* _Exercise_
Count the lines in the rows below that contain the string "Lactosa", treating uppercase and lowercase as different. Give only the number.

* _Provided material_

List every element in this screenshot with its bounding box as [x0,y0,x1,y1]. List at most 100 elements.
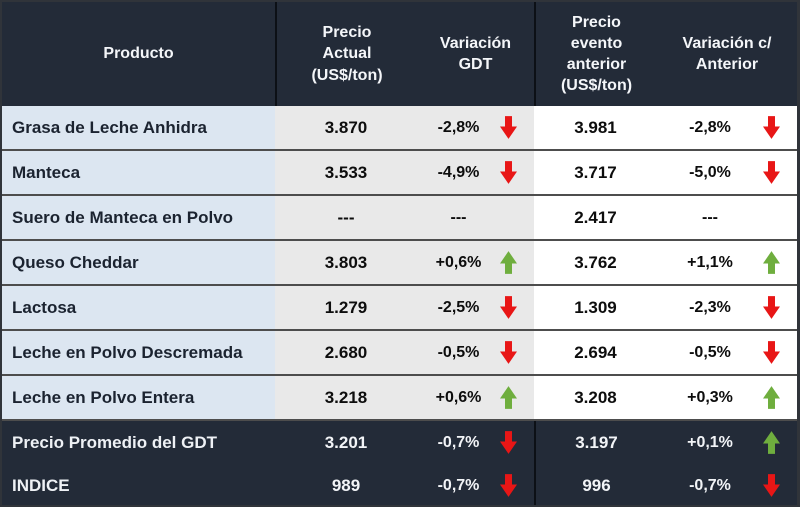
header-precio-actual: Precio Actual (US$/ton) [275,2,417,106]
gdt-variation: +0,6% [417,376,534,419]
current-price: 989 [275,464,417,505]
gdt-variation-value: -4,9% [437,163,480,181]
down-arrow-icon [500,431,517,454]
previous-variation: +1,1% [657,241,797,284]
previous-arrow-slot [763,151,797,194]
gdt-arrow-slot [500,376,534,419]
previous-event-price: 2.694 [534,331,657,374]
previous-event-price: 3.717 [534,151,657,194]
down-arrow-icon [763,341,780,364]
header-precio-evento: Precio evento anterior (US$/ton) [534,2,657,106]
gdt-variation: -0,7% [417,421,534,464]
table-header-row: Producto Precio Actual (US$/ton) Variaci… [2,2,797,106]
previous-event-price: 3.197 [534,421,657,464]
gdt-variation: -0,5% [417,331,534,374]
previous-event-price: 3.208 [534,376,657,419]
gdt-variation-value: --- [450,208,467,226]
table-row: Queso Cheddar 3.803 +0,6% 3.762 +1,1% [2,241,797,286]
down-arrow-icon [500,341,517,364]
previous-variation-value: +0,1% [687,433,733,451]
header-variacion-gdt: Variación GDT [439,34,512,73]
product-name: Suero de Manteca en Polvo [2,196,275,239]
down-arrow-icon [500,116,517,139]
previous-variation-value: -0,7% [689,476,731,494]
product-name: INDICE [2,464,275,505]
current-price: 3.870 [275,106,417,149]
gdt-variation-value: +0,6% [435,388,482,406]
current-price: 2.680 [275,331,417,374]
current-price: 3.803 [275,241,417,284]
up-arrow-icon [763,386,780,409]
previous-variation: -5,0% [657,151,797,194]
previous-variation: +0,1% [657,421,797,464]
previous-event-price: 1.309 [534,286,657,329]
down-arrow-icon [763,161,780,184]
table-row: Manteca 3.533 -4,9% 3.717 -5,0% [2,151,797,196]
gdt-arrow-slot [500,151,534,194]
down-arrow-icon [500,161,517,184]
gdt-variation: +0,6% [417,241,534,284]
table-row: Leche en Polvo Descremada 2.680 -0,5% 2.… [2,331,797,376]
header-variacion-anterior: Variación c/ Anterior [682,34,772,73]
down-arrow-icon [763,296,780,319]
gdt-variation: -0,7% [417,464,534,505]
product-name: Lactosa [2,286,275,329]
previous-variation: -2,3% [657,286,797,329]
previous-variation-value: +0,3% [687,388,733,406]
gdt-variation-value: -2,8% [437,118,480,136]
previous-variation: -2,8% [657,106,797,149]
gdt-arrow-slot [500,241,534,284]
gdt-variation: -2,5% [417,286,534,329]
gdt-variation: --- [417,196,534,239]
previous-arrow-slot [763,464,797,505]
previous-arrow-slot [763,421,797,464]
previous-arrow-slot [763,331,797,374]
product-name: Precio Promedio del GDT [2,421,275,464]
previous-arrow-slot [763,106,797,149]
previous-event-price: 3.981 [534,106,657,149]
previous-variation-value: -0,5% [689,343,731,361]
table-row: Grasa de Leche Anhidra 3.870 -2,8% 3.981… [2,106,797,151]
table-row: Precio Promedio del GDT 3.201 -0,7% 3.19… [2,421,797,464]
previous-variation-value: +1,1% [687,253,733,271]
down-arrow-icon [500,474,517,497]
gdt-arrow-slot [500,421,534,464]
product-name: Leche en Polvo Descremada [2,331,275,374]
up-arrow-icon [763,431,780,454]
previous-event-price: 3.762 [534,241,657,284]
up-arrow-icon [500,386,517,409]
gdt-variation: -4,9% [417,151,534,194]
gdt-variation-value: +0,6% [435,253,482,271]
product-name: Leche en Polvo Entera [2,376,275,419]
gdt-variation-value: -0,5% [437,343,480,361]
gdt-arrow-slot [500,464,534,505]
up-arrow-icon [763,251,780,274]
previous-arrow-slot [763,241,797,284]
gdt-arrow-slot [500,331,534,374]
table-row: Suero de Manteca en Polvo --- --- 2.417 … [2,196,797,241]
down-arrow-icon [763,116,780,139]
up-arrow-icon [500,251,517,274]
gdt-variation-value: -2,5% [437,298,480,316]
gdt-arrow-slot [500,286,534,329]
current-price: 3.218 [275,376,417,419]
gdt-variation-value: -0,7% [437,476,480,494]
previous-variation: --- [657,196,797,239]
gdt-arrow-slot [500,196,534,239]
previous-arrow-slot [763,196,797,239]
current-price: 3.201 [275,421,417,464]
previous-event-price: 2.417 [534,196,657,239]
current-price: 3.533 [275,151,417,194]
previous-variation-value: -2,3% [689,298,731,316]
previous-variation: -0,5% [657,331,797,374]
previous-event-price: 996 [534,464,657,505]
current-price: 1.279 [275,286,417,329]
previous-variation: -0,7% [657,464,797,505]
table-body: Grasa de Leche Anhidra 3.870 -2,8% 3.981… [2,106,797,505]
product-name: Manteca [2,151,275,194]
gdt-arrow-slot [500,106,534,149]
down-arrow-icon [500,296,517,319]
table-row: Lactosa 1.279 -2,5% 1.309 -2,3% [2,286,797,331]
table-row: Leche en Polvo Entera 3.218 +0,6% 3.208 … [2,376,797,421]
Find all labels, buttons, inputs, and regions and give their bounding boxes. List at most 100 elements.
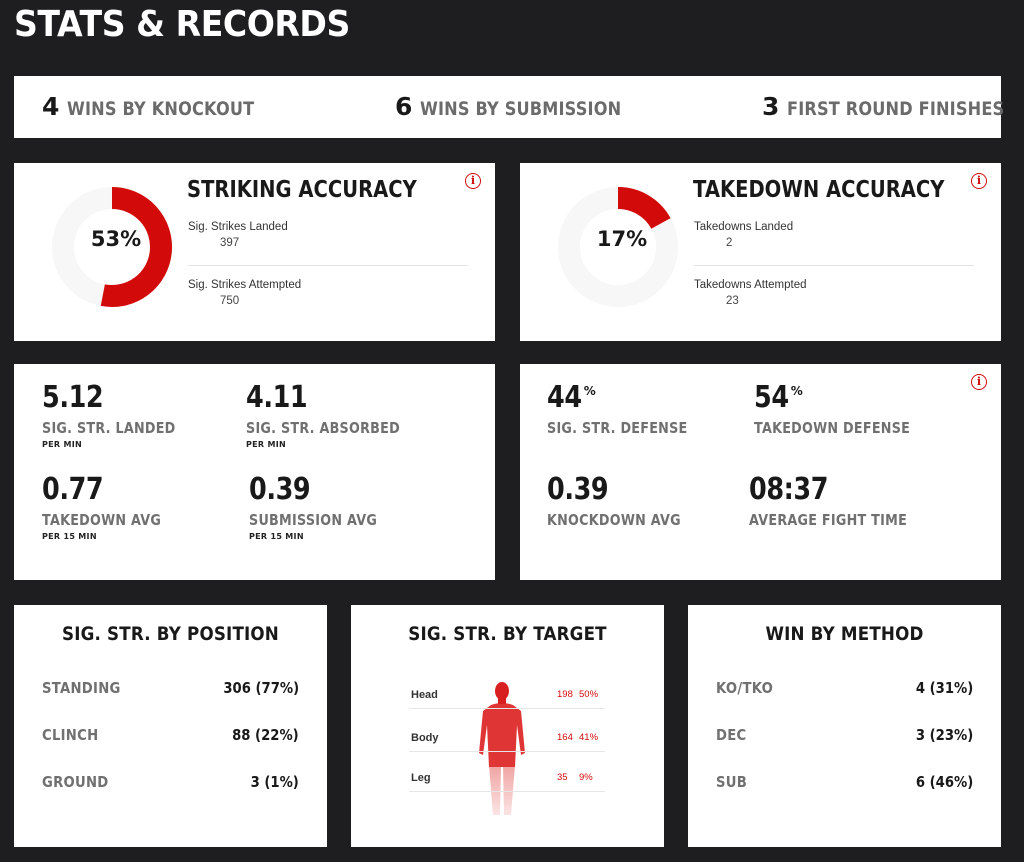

* _Complete response_
2